⟨

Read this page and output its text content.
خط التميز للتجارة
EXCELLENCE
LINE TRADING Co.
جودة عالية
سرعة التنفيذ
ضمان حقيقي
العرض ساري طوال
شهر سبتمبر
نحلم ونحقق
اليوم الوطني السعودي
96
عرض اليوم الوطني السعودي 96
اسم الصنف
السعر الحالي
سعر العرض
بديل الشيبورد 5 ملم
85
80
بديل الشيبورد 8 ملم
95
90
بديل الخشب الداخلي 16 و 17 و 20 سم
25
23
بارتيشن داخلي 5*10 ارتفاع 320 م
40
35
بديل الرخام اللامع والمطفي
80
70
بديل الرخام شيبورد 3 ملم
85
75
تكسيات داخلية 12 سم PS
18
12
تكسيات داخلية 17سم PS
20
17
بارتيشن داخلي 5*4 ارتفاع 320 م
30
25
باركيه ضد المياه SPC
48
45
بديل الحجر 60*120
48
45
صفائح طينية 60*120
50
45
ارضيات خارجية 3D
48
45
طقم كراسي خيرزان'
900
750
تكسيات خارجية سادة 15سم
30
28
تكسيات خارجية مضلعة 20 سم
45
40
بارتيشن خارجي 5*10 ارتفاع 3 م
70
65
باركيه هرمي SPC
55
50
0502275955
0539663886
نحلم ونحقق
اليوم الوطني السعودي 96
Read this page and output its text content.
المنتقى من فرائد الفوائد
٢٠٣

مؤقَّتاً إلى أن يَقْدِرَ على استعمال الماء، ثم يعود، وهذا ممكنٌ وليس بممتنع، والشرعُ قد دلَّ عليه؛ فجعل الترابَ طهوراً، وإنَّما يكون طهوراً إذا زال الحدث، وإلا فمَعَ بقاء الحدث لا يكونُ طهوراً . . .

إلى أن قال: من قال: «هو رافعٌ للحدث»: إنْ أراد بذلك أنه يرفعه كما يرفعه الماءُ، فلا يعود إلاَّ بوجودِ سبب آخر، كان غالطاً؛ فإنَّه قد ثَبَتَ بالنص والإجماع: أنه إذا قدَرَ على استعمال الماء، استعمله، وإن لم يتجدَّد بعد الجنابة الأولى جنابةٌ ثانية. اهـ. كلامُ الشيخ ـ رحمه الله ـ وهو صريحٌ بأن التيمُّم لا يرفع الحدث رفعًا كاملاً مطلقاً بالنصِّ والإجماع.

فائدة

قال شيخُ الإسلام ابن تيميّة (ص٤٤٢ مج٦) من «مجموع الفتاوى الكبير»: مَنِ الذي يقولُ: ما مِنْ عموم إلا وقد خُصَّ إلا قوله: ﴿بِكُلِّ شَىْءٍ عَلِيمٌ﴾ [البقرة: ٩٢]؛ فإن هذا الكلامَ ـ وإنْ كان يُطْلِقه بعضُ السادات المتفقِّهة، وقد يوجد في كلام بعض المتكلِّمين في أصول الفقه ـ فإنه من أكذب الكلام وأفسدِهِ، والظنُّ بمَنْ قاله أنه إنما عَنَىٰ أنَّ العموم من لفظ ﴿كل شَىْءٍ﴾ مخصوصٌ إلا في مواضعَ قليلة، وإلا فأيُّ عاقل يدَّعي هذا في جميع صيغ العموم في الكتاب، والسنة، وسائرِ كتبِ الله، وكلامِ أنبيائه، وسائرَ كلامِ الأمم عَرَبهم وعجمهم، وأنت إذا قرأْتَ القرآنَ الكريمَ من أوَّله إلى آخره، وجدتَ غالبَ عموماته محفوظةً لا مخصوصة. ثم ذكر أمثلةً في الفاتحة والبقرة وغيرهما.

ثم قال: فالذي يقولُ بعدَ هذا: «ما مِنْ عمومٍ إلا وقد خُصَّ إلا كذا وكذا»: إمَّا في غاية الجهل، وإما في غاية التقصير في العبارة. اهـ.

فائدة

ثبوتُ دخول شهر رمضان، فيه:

⟩

• _INSTRUCTION_: Out of the material above, gather each line where "السعودي" appears.

• _FINAL ANSWER_:
اليوم الوطني السعودي
عرض اليوم الوطني السعودي 96
اليوم الوطني السعودي 96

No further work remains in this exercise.